*Task prompt*. Please put the listing below into a JSON list of strings, one string per line, with blank lines left out. Leave the pictures out of the answer.

*Stored records*.

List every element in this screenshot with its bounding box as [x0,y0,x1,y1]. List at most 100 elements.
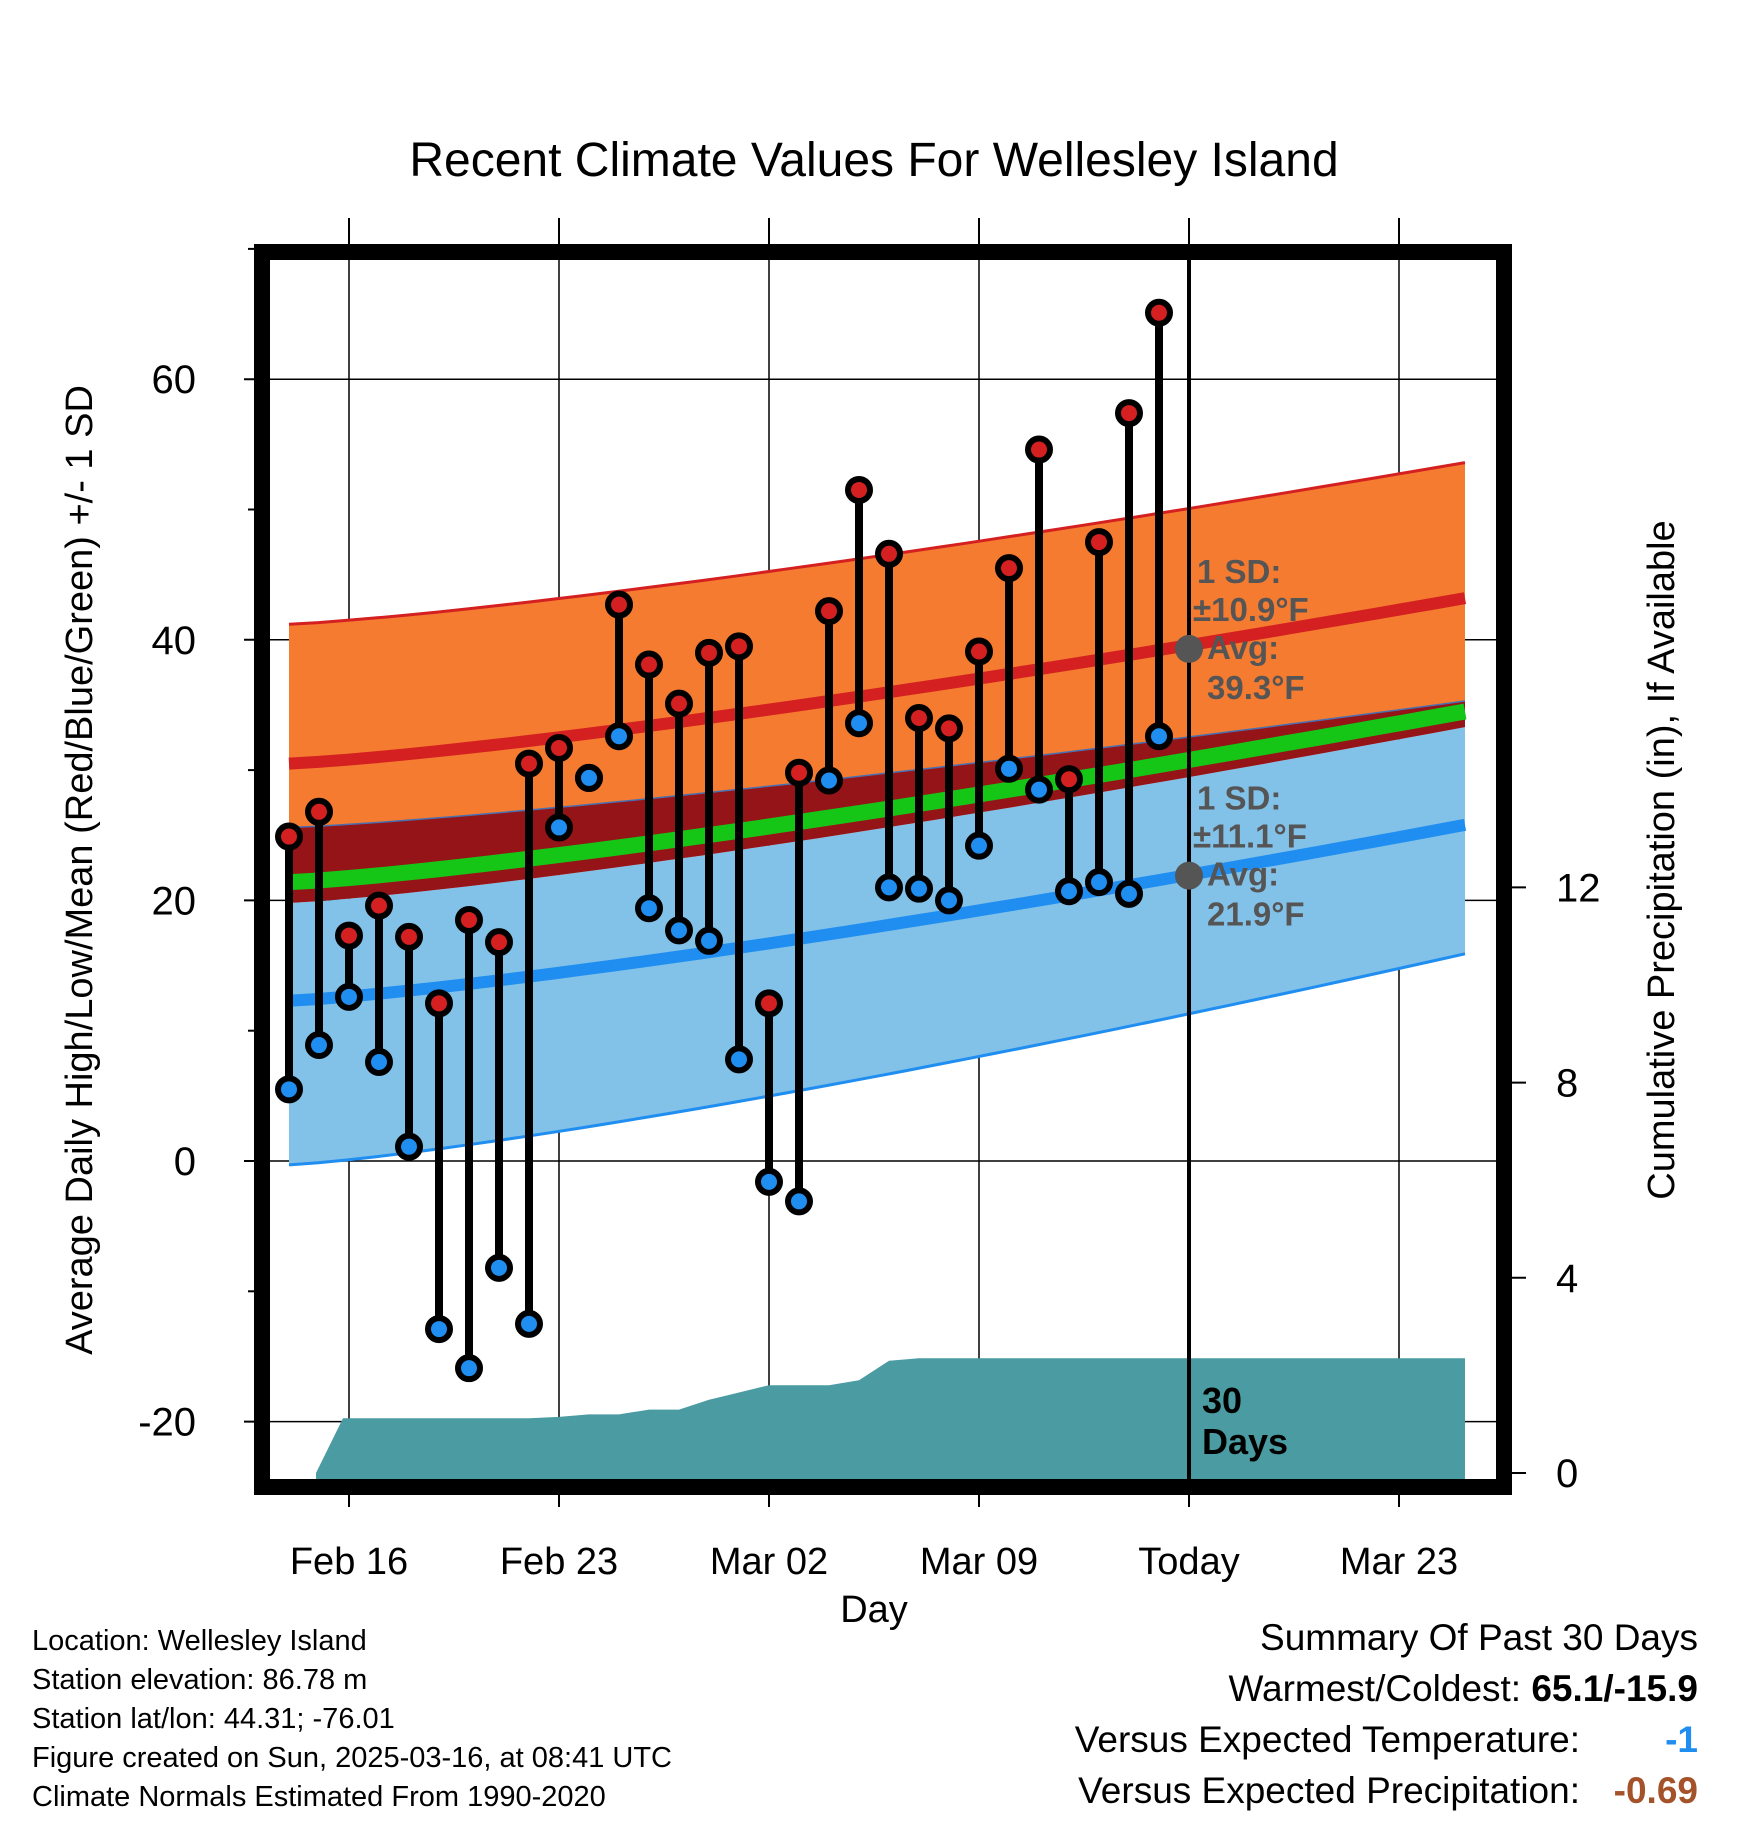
avg-line-average-low [288,818,1467,1007]
daily-high-point [785,758,813,787]
daily-low-point [785,1187,813,1216]
daily-high-point [605,590,633,619]
low-avg-marker [1175,861,1203,890]
avg-line-average-mean [288,703,1467,891]
daily-low-point [875,873,903,902]
daily-low-point [425,1315,453,1344]
avg-line-average-high [288,592,1467,770]
daily-high-point [485,928,513,957]
daily-high-point [275,822,303,851]
precip-days-label-1: 30 [1202,1380,1242,1421]
warmest-value: 65.1/-15.9 [1531,1668,1698,1709]
daily-high-point [1055,765,1083,794]
daily-high-point [395,922,423,951]
daily-high-point [875,539,903,568]
daily-low-point [845,709,873,738]
daily-low-point [275,1075,303,1104]
daily-low-point [455,1354,483,1383]
precipitation-fill [316,1358,1465,1487]
daily-low-point [605,722,633,751]
daily-low-point [485,1253,513,1282]
low-avg-value: 21.9°F [1207,896,1305,933]
temp-vs-expected-row: Versus Expected Temperature: -1 [1075,1714,1698,1765]
daily-low-point [635,894,663,923]
daily-high-point [1025,435,1053,464]
daily-high-point [335,921,363,950]
daily-high-point [1085,528,1113,557]
average-lines [288,592,1467,1007]
daily-low-point [515,1309,543,1338]
daily-low-point [365,1047,393,1076]
daily-high-point [755,989,783,1018]
y-tick-label: 20 [152,879,197,923]
normals-text: Climate Normals Estimated From 1990-2020 [32,1781,606,1813]
daily-low-point [545,813,573,842]
daily-high-point [965,637,993,666]
high-avg-marker [1175,634,1203,663]
daily-low-point [1145,722,1173,751]
precip-days-label-2: Days [1202,1421,1288,1462]
precipitation-area [316,1358,1465,1487]
latlon-text: Station lat/lon: 44.31; -76.01 [32,1703,395,1735]
daily-low-point [1115,879,1143,908]
daily-high-point [995,554,1023,583]
summary-title: Summary Of Past 30 Days [1260,1617,1698,1658]
y2-tick-label: 12 [1556,866,1601,910]
high-band-lower-edge [288,700,1466,829]
chart-title: Recent Climate Values For Wellesley Isla… [409,134,1338,187]
daily-high-point [905,703,933,732]
y-tick-label: 0 [174,1140,196,1184]
daily-high-point [845,475,873,504]
temp-label: Versus Expected Temperature: [1074,1719,1580,1760]
y2-tick-label: 8 [1556,1062,1578,1106]
high-sd-label: 1 SD: [1197,553,1281,590]
low-sd-label: 1 SD: [1197,780,1281,817]
warmest-label: Warmest/Coldest: [1228,1668,1532,1709]
y-tick-label: 40 [152,619,197,663]
daily-low-point [1085,868,1113,897]
x-axis-label: Day [840,1589,908,1631]
daily-high-point [665,689,693,718]
daily-low-point [755,1167,783,1196]
daily-low-point [695,926,723,955]
plot-frame [254,244,1512,1495]
axes: -20 0 20 40 60 0 4 8 12 Feb 16 Feb 23 Mar 02 Mar 09 T… [138,218,1601,1583]
y2-tick-label: 4 [1556,1257,1578,1301]
daily-low-point [335,982,363,1011]
x-tick-label: Mar 23 [1340,1541,1458,1583]
y-tick-label: -20 [138,1401,196,1445]
daily-high-point [365,891,393,920]
x-tick-label: Feb 16 [290,1541,408,1583]
created-text: Figure created on Sun, 2025-03-16, at 08… [32,1742,672,1774]
daily-low-point [665,916,693,945]
daily-high-point [455,905,483,934]
precip-label: Versus Expected Precipitation: [1078,1770,1580,1811]
y2-tick-label: 0 [1556,1452,1578,1496]
daily-high-point [545,733,573,762]
summary-panel: Summary Of Past 30 Days Warmest/Coldest:… [1075,1612,1698,1816]
x-tick-label: Today [1138,1541,1239,1583]
daily-low-point [725,1045,753,1074]
daily-low-point [1025,775,1053,804]
daily-low-point [965,831,993,860]
observations [275,298,1173,1383]
low-band-lower-edge [288,952,1466,1167]
daily-high-point [425,989,453,1018]
high-avg-label: Avg: [1207,629,1279,666]
x-tick-label: Mar 02 [710,1541,828,1583]
daily-high-point [1115,399,1143,428]
y2-axis-label: Cumulative Precipitation (in), If Availa… [1641,520,1683,1199]
high-avg-value: 39.3°F [1207,669,1305,706]
low-sd-band [289,727,1465,1165]
daily-high-point [635,650,663,679]
low-avg-label: Avg: [1207,856,1279,893]
daily-low-point [395,1132,423,1161]
daily-low-point [305,1031,333,1060]
daily-high-point [815,597,843,626]
daily-low-point [575,763,603,792]
daily-high-point [515,749,543,778]
location-text: Location: Wellesley Island [32,1625,367,1657]
elevation-text: Station elevation: 86.78 m [32,1664,368,1696]
y-tick-label: 60 [152,358,197,402]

*Output of the exercise*.
[
  "List every element in this screenshot with its bounding box as [x0,y0,x1,y1]. List at most 100 elements.",
  "avg-line-average-low [288,818,1467,1007]",
  "daily-high-point [785,758,813,787]",
  "daily-low-point [785,1187,813,1216]",
  "daily-high-point [605,590,633,619]",
  "low-avg-marker [1175,861,1203,890]",
  "avg-line-average-mean [288,703,1467,891]",
  "daily-low-point [875,873,903,902]",
  "daily-low-point [425,1315,453,1344]",
  "avg-line-average-high [288,592,1467,770]",
  "daily-high-point [485,928,513,957]",
  "daily-high-point [275,822,303,851]",
  "precip-days-label-1: 30 [1202,1380,1242,1421]",
  "warmest-value: 65.1/-15.9 [1531,1668,1698,1709]",
  "daily-high-point [1055,765,1083,794]",
  "daily-high-point [395,922,423,951]",
  "daily-high-point [875,539,903,568]",
  "daily-low-point [845,709,873,738]",
  "daily-low-point [275,1075,303,1104]",
  "daily-low-point [455,1354,483,1383]",
  "precipitation-fill [316,1358,1465,1487]",
  "daily-low-point [605,722,633,751]",
  "daily-low-point [485,1253,513,1282]",
  "low-avg-value: 21.9°F [1207,896,1305,933]",
  "temp-vs-expected-row: Versus Expected Temperature: -1 [1075,1714,1698,1765]",
  "daily-low-point [635,894,663,923]",
  "daily-high-point [1025,435,1053,464]",
  "daily-high-point [335,921,363,950]",
  "daily-high-point [1085,528,1113,557]",
  "average-lines [288,592,1467,1007]",
  "daily-low-point [515,1309,543,1338]",
  "daily-low-point [365,1047,393,1076]",
  "daily-high-point [755,989,783,1018]",
  "y-tick-label: 20 [152,879,197,923]",
  "normals-text: Climate Normals Estimated From 1990-2020 [32,1781,606,1813]",
  "daily-low-point [545,813,573,842]",
  "daily-high-point [965,637,993,666]",
  "high-avg-marker [1175,634,1203,663]",
  "daily-low-point [1145,722,1173,751]",
  "precip-days-label-2: Days [1202,1421,1288,1462]",
  "precipitation-area [316,1358,1465,1487]",
  "latlon-text: Station lat/lon: 44.31; -76.01 [32,1703,395,1735]",
  "daily-low-point [1115,879,1143,908]",
  "daily-high-point [995,554,1023,583]",
  "summary-title: Summary Of Past 30 Days [1260,1617,1698,1658]",
  "y2-tick-label: 12 [1556,866,1601,910]",
  "high-band-lower-edge [288,700,1466,829]",
  "chart-title: Recent Climate Values For Wellesley Isla… [409,134,1338,187]",
  "daily-high-point [905,703,933,732]",
  "y-tick-label: 0 [174,1140,196,1184]",
  "daily-high-point [845,475,873,504]",
  "temp-label: Versus Expected Temperature: [1074,1719,1580,1760]",
  "y2-tick-label: 8 [1556,1062,1578,1106]",
  "high-sd-label: 1 SD: [1197,553,1281,590]",
  "low-sd-label: 1 SD: [1197,780,1281,817]",
  "warmest-label: Warmest/Coldest: [1228,1668,1532,1709]",
  "y-tick-label: 40 [152,619,197,663]",
  "daily-low-point [1085,868,1113,897]",
  "x-axis-label: Day [840,1589,908,1631]",
  "daily-high-point [665,689,693,718]",
  "daily-low-point [755,1167,783,1196]",
  "daily-low-point [695,926,723,955]",
  "plot-frame [254,244,1512,1495]",
  "axes: -20 0 20 40 60 0 4 8 12 Feb 16 Feb 23 Mar 02 Mar 09 T… [138,218,1601,1583]",
  "y2-tick-label: 4 [1556,1257,1578,1301]",
  "daily-low-point [335,982,363,1011]",
  "x-tick-label: Mar 23 [1340,1541,1458,1583]",
  "y-tick-label: -20 [138,1401,196,1445]",
  "daily-high-point [365,891,393,920]",
  "x-tick-label: Feb 16 [290,1541,408,1583]",
  "created-text: Figure created on Sun, 2025-03-16, at 08… [32,1742,672,1774]",
  "daily-low-point [665,916,693,945]",
  "daily-high-point [455,905,483,934]",
  "precip-label: Versus Expected Precipitation: [1078,1770,1580,1811]",
  "y2-tick-label: 0 [1556,1452,1578,1496]",
  "daily-high-point [545,733,573,762]",
  "summary-panel: Summary Of Past 30 Days Warmest/Coldest:… [1075,1612,1698,1816]",
  "x-tick-label: Today [1138,1541,1239,1583]",
  "daily-low-point [725,1045,753,1074]",
  "daily-low-point [1025,775,1053,804]",
  "daily-low-point [965,831,993,860]",
  "observations [275,298,1173,1383]",
  "low-band-lower-edge [288,952,1466,1167]",
  "daily-high-point [425,989,453,1018]",
  "high-avg-label: Avg: [1207,629,1279,666]",
  "x-tick-label: Mar 02 [710,1541,828,1583]",
  "daily-high-point [1115,399,1143,428]",
  "y2-axis-label: Cumulative Precipitation (in), If Availa… [1641,520,1683,1199]",
  "high-avg-value: 39.3°F [1207,669,1305,706]",
  "low-sd-band [289,727,1465,1165]",
  "daily-high-point [635,650,663,679]",
  "low-avg-label: Avg: [1207,856,1279,893]",
  "daily-low-point [395,1132,423,1161]",
  "daily-low-point [305,1031,333,1060]",
  "daily-high-point [815,597,843,626]",
  "daily-low-point [575,763,603,792]",
  "daily-high-point [515,749,543,778]",
  "location-text: Location: Wellesley Island [32,1625,367,1657]",
  "elevation-text: Station elevation: 86.78 m [32,1664,368,1696]",
  "y-tick-label: 60 [152,358,197,402]"
]